Job.
Give every line back verbatim, dropping all images.

◆ ◆ ◆

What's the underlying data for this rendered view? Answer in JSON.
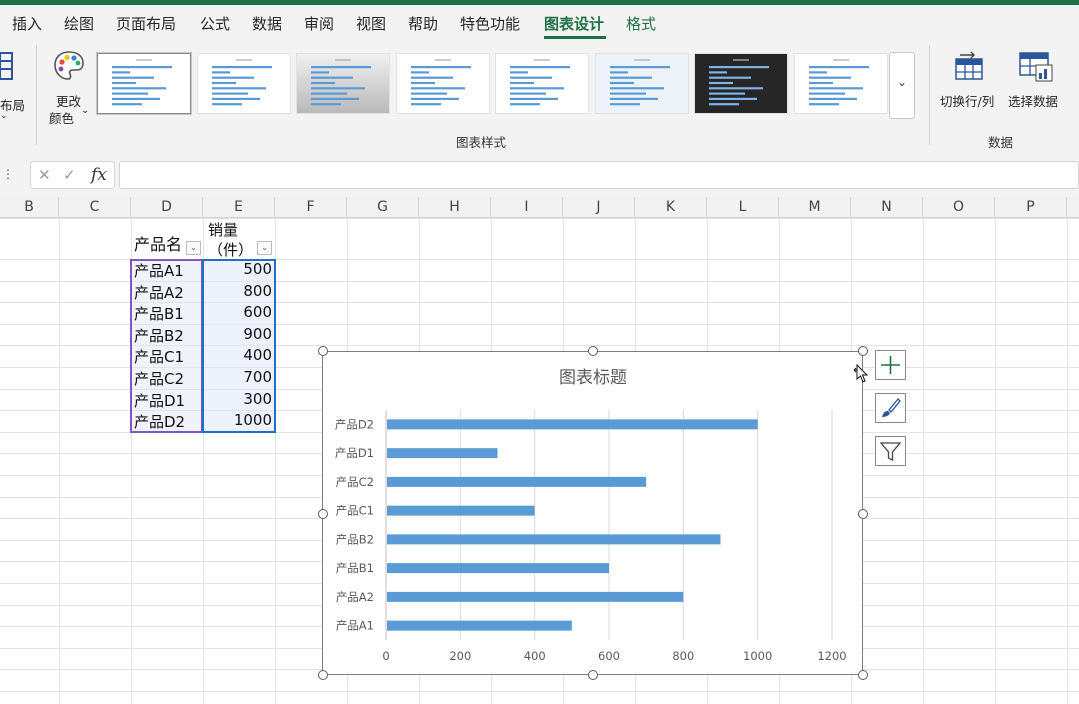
{
  "ribbon_tabs": [
    {
      "label": "插入",
      "state": "normal"
    },
    {
      "label": "绘图",
      "state": "normal"
    },
    {
      "label": "页面布局",
      "state": "normal"
    },
    {
      "label": "公式",
      "state": "normal"
    },
    {
      "label": "数据",
      "state": "normal"
    },
    {
      "label": "审阅",
      "state": "normal"
    },
    {
      "label": "视图",
      "state": "normal"
    },
    {
      "label": "帮助",
      "state": "normal"
    },
    {
      "label": "特色功能",
      "state": "normal"
    },
    {
      "label": "图表设计",
      "state": "active"
    },
    {
      "label": "格式",
      "state": "contextual"
    }
  ],
  "ribbon": {
    "layout_label": "布局",
    "change_colors_line1": "更改",
    "change_colors_line2": "颜色",
    "styles_group_label": "图表样式",
    "switch_row_col_label": "切换行/列",
    "select_data_label": "选择数据",
    "data_group_label": "数据",
    "gallery_count": 8,
    "selected_style_index": 0
  },
  "formula_bar": {
    "cancel_glyph": "✕",
    "enter_glyph": "✓",
    "fx_label": "fx",
    "value": ""
  },
  "columns": [
    "B",
    "C",
    "D",
    "E",
    "F",
    "G",
    "H",
    "I",
    "J",
    "K",
    "L",
    "M",
    "N",
    "O",
    "P"
  ],
  "table": {
    "header_product": "产品名",
    "header_sales_line1": "销量",
    "header_sales_line2": "（件）",
    "rows": [
      {
        "product": "产品A1",
        "sales": "500"
      },
      {
        "product": "产品A2",
        "sales": "800"
      },
      {
        "product": "产品B1",
        "sales": "600"
      },
      {
        "product": "产品B2",
        "sales": "900"
      },
      {
        "product": "产品C1",
        "sales": "400"
      },
      {
        "product": "产品C2",
        "sales": "700"
      },
      {
        "product": "产品D1",
        "sales": "300"
      },
      {
        "product": "产品D2",
        "sales": "1000"
      }
    ]
  },
  "chart_data": {
    "type": "bar",
    "orientation": "horizontal",
    "title": "图表标题",
    "categories": [
      "产品A1",
      "产品A2",
      "产品B1",
      "产品B2",
      "产品C1",
      "产品C2",
      "产品D1",
      "产品D2"
    ],
    "values": [
      500,
      800,
      600,
      900,
      400,
      700,
      300,
      1000
    ],
    "xlim": [
      0,
      1200
    ],
    "xticks": [
      0,
      200,
      400,
      600,
      800,
      1000,
      1200
    ],
    "grid": true,
    "bar_color": "#5b9bd5"
  },
  "colors": {
    "accent_green": "#1e7145",
    "selection_purple": "#7e57c2",
    "selection_blue": "#1f6fc5"
  },
  "chart_side_buttons": [
    "plus-icon",
    "brush-icon",
    "filter-icon"
  ]
}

◆ ◆ ◆

Complete answer.
What's the underlying data for this rendered view? Answer in JSON.
{
  "ribbon_tabs": [
    {
      "label": "插入",
      "state": "normal"
    },
    {
      "label": "绘图",
      "state": "normal"
    },
    {
      "label": "页面布局",
      "state": "normal"
    },
    {
      "label": "公式",
      "state": "normal"
    },
    {
      "label": "数据",
      "state": "normal"
    },
    {
      "label": "审阅",
      "state": "normal"
    },
    {
      "label": "视图",
      "state": "normal"
    },
    {
      "label": "帮助",
      "state": "normal"
    },
    {
      "label": "特色功能",
      "state": "normal"
    },
    {
      "label": "图表设计",
      "state": "active"
    },
    {
      "label": "格式",
      "state": "contextual"
    }
  ],
  "ribbon": {
    "layout_label": "布局",
    "change_colors_line1": "更改",
    "change_colors_line2": "颜色",
    "styles_group_label": "图表样式",
    "switch_row_col_label": "切换行/列",
    "select_data_label": "选择数据",
    "data_group_label": "数据",
    "gallery_count": 8,
    "selected_style_index": 0
  },
  "formula_bar": {
    "cancel_glyph": "✕",
    "enter_glyph": "✓",
    "fx_label": "fx",
    "value": ""
  },
  "columns": [
    "B",
    "C",
    "D",
    "E",
    "F",
    "G",
    "H",
    "I",
    "J",
    "K",
    "L",
    "M",
    "N",
    "O",
    "P"
  ],
  "table": {
    "header_product": "产品名",
    "header_sales_line1": "销量",
    "header_sales_line2": "（件）",
    "rows": [
      {
        "product": "产品A1",
        "sales": "500"
      },
      {
        "product": "产品A2",
        "sales": "800"
      },
      {
        "product": "产品B1",
        "sales": "600"
      },
      {
        "product": "产品B2",
        "sales": "900"
      },
      {
        "product": "产品C1",
        "sales": "400"
      },
      {
        "product": "产品C2",
        "sales": "700"
      },
      {
        "product": "产品D1",
        "sales": "300"
      },
      {
        "product": "产品D2",
        "sales": "1000"
      }
    ]
  },
  "chart_data": {
    "type": "bar",
    "orientation": "horizontal",
    "title": "图表标题",
    "categories": [
      "产品A1",
      "产品A2",
      "产品B1",
      "产品B2",
      "产品C1",
      "产品C2",
      "产品D1",
      "产品D2"
    ],
    "values": [
      500,
      800,
      600,
      900,
      400,
      700,
      300,
      1000
    ],
    "xlim": [
      0,
      1200
    ],
    "xticks": [
      0,
      200,
      400,
      600,
      800,
      1000,
      1200
    ],
    "grid": true,
    "bar_color": "#5b9bd5"
  },
  "colors": {
    "accent_green": "#1e7145",
    "selection_purple": "#7e57c2",
    "selection_blue": "#1f6fc5"
  },
  "chart_side_buttons": [
    "plus-icon",
    "brush-icon",
    "filter-icon"
  ]
}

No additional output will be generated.